» TO DO
In the entries that follow, locate the line with "Transcribe this chart's", then restate that line and all later lines exactly as they appear, leaving pictures out.

========

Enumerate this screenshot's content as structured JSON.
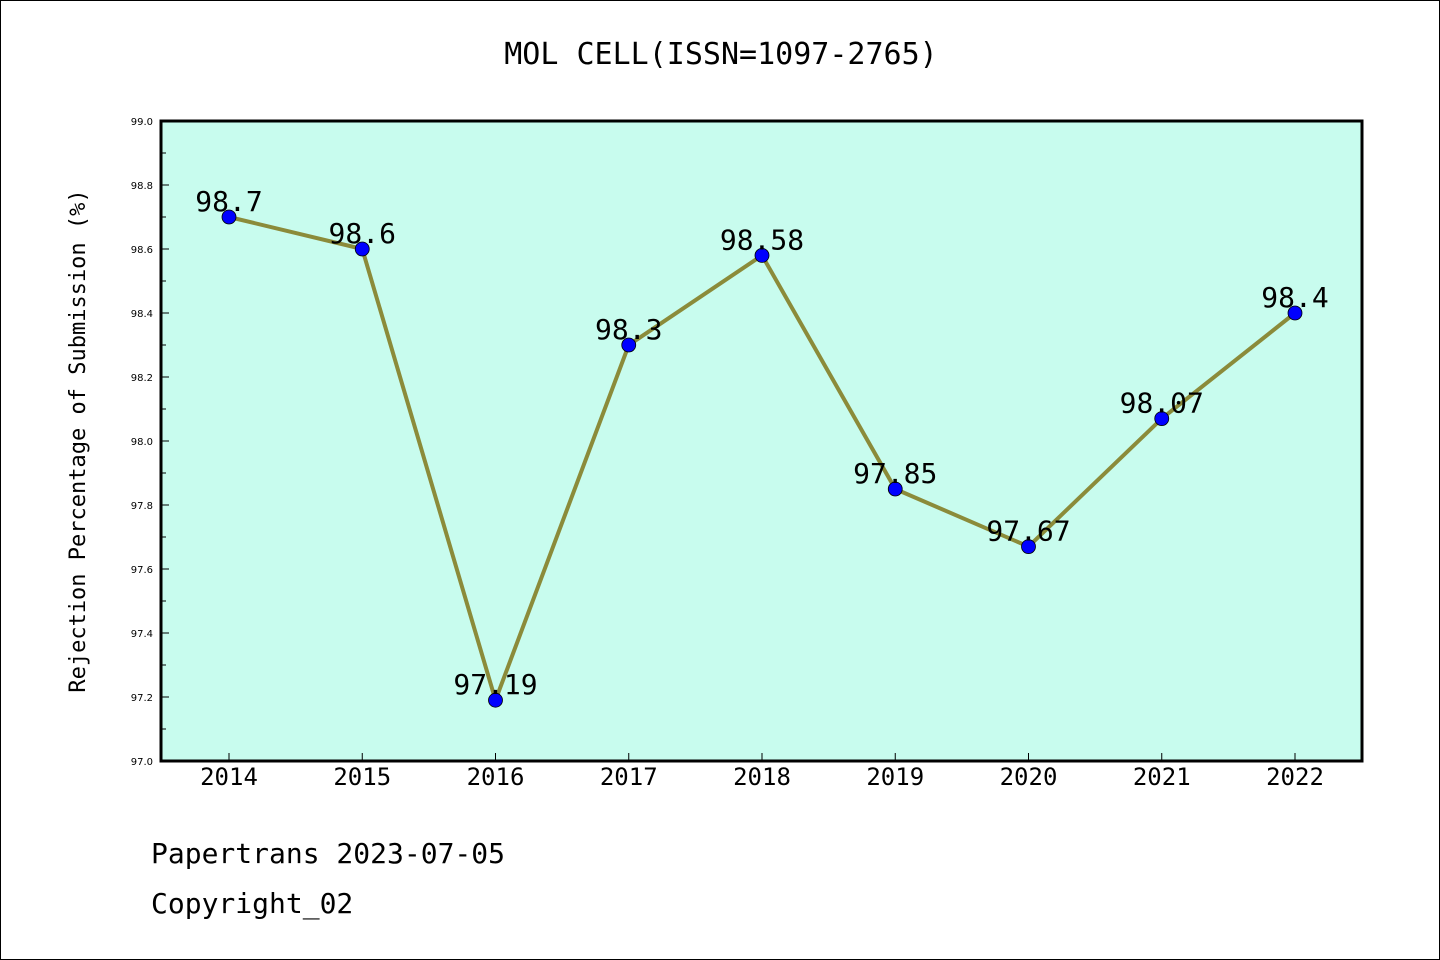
{
  "chart_data": {
    "type": "line",
    "title": "MOL CELL(ISSN=1097-2765)",
    "ylabel": "Rejection Percentage of Submission (%)",
    "xlabel": "",
    "categories": [
      "2014",
      "2015",
      "2016",
      "2017",
      "2018",
      "2019",
      "2020",
      "2021",
      "2022"
    ],
    "series": [
      {
        "values": [
          98.7,
          98.6,
          97.19,
          98.3,
          98.58,
          97.85,
          97.67,
          98.07,
          98.4
        ],
        "labels": [
          "98.7",
          "98.6",
          "97.19",
          "98.3",
          "98.58",
          "97.85",
          "97.67",
          "98.07",
          "98.4"
        ]
      }
    ],
    "ylim": [
      97.0,
      99.0
    ],
    "yticks": [
      "97.0",
      "97.2",
      "97.4",
      "97.6",
      "97.8",
      "98.0",
      "98.2",
      "98.4",
      "98.6",
      "98.8",
      "99.0"
    ],
    "grid": false,
    "colors": {
      "plot_background": "#c8fcee",
      "line": "#8b8b3a",
      "marker": "#0000ff"
    }
  },
  "footer": {
    "line1": "Papertrans 2023-07-05",
    "line2": "Copyright_02"
  }
}
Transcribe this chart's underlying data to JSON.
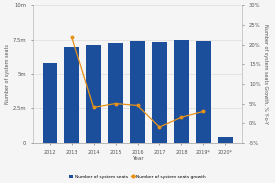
{
  "years": [
    "2012",
    "2013",
    "2014",
    "2015",
    "2016",
    "2017",
    "2018",
    "2019*",
    "2020*"
  ],
  "seats": [
    5.8,
    7.0,
    7.1,
    7.25,
    7.4,
    7.35,
    7.45,
    7.42,
    0.4
  ],
  "growth": [
    null,
    22.0,
    4.0,
    5.0,
    4.5,
    -1.0,
    1.5,
    3.0,
    null
  ],
  "bar_color": "#1b4f9c",
  "line_color": "#e8921a",
  "ylim_left": [
    0,
    10
  ],
  "ylim_right": [
    -5,
    30
  ],
  "yticks_left": [
    0,
    2.5,
    5.0,
    7.5,
    10.0
  ],
  "ytick_labels_left": [
    "0",
    "2.5m",
    "5m",
    "7.5m",
    "10m"
  ],
  "yticks_right": [
    -5,
    0,
    5,
    10,
    15,
    20,
    25,
    30
  ],
  "ytick_labels_right": [
    "-5%",
    "0%",
    "5%",
    "10%",
    "15%",
    "20%",
    "25%",
    "30%"
  ],
  "xlabel": "Year",
  "ylabel_left": "Number of system seats",
  "ylabel_right": "Number of system seats Growth, % Y-o-Y",
  "legend_bar": "Number of system seats",
  "legend_line": "Number of system seats growth",
  "bg_color": "#f5f5f5",
  "grid_color": "#d8d8d8"
}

========

» ANSWER BELOW
Transcribe this chart's underlying data to JSON.
{
  "years": [
    "2012",
    "2013",
    "2014",
    "2015",
    "2016",
    "2017",
    "2018",
    "2019*",
    "2020*"
  ],
  "seats": [
    5.8,
    7.0,
    7.1,
    7.25,
    7.4,
    7.35,
    7.45,
    7.42,
    0.4
  ],
  "growth": [
    null,
    22.0,
    4.0,
    5.0,
    4.5,
    -1.0,
    1.5,
    3.0,
    null
  ],
  "bar_color": "#1b4f9c",
  "line_color": "#e8921a",
  "ylim_left": [
    0,
    10
  ],
  "ylim_right": [
    -5,
    30
  ],
  "yticks_left": [
    0,
    2.5,
    5.0,
    7.5,
    10.0
  ],
  "ytick_labels_left": [
    "0",
    "2.5m",
    "5m",
    "7.5m",
    "10m"
  ],
  "yticks_right": [
    -5,
    0,
    5,
    10,
    15,
    20,
    25,
    30
  ],
  "ytick_labels_right": [
    "-5%",
    "0%",
    "5%",
    "10%",
    "15%",
    "20%",
    "25%",
    "30%"
  ],
  "xlabel": "Year",
  "ylabel_left": "Number of system seats",
  "ylabel_right": "Number of system seats Growth, % Y-o-Y",
  "legend_bar": "Number of system seats",
  "legend_line": "Number of system seats growth",
  "bg_color": "#f5f5f5",
  "grid_color": "#d8d8d8"
}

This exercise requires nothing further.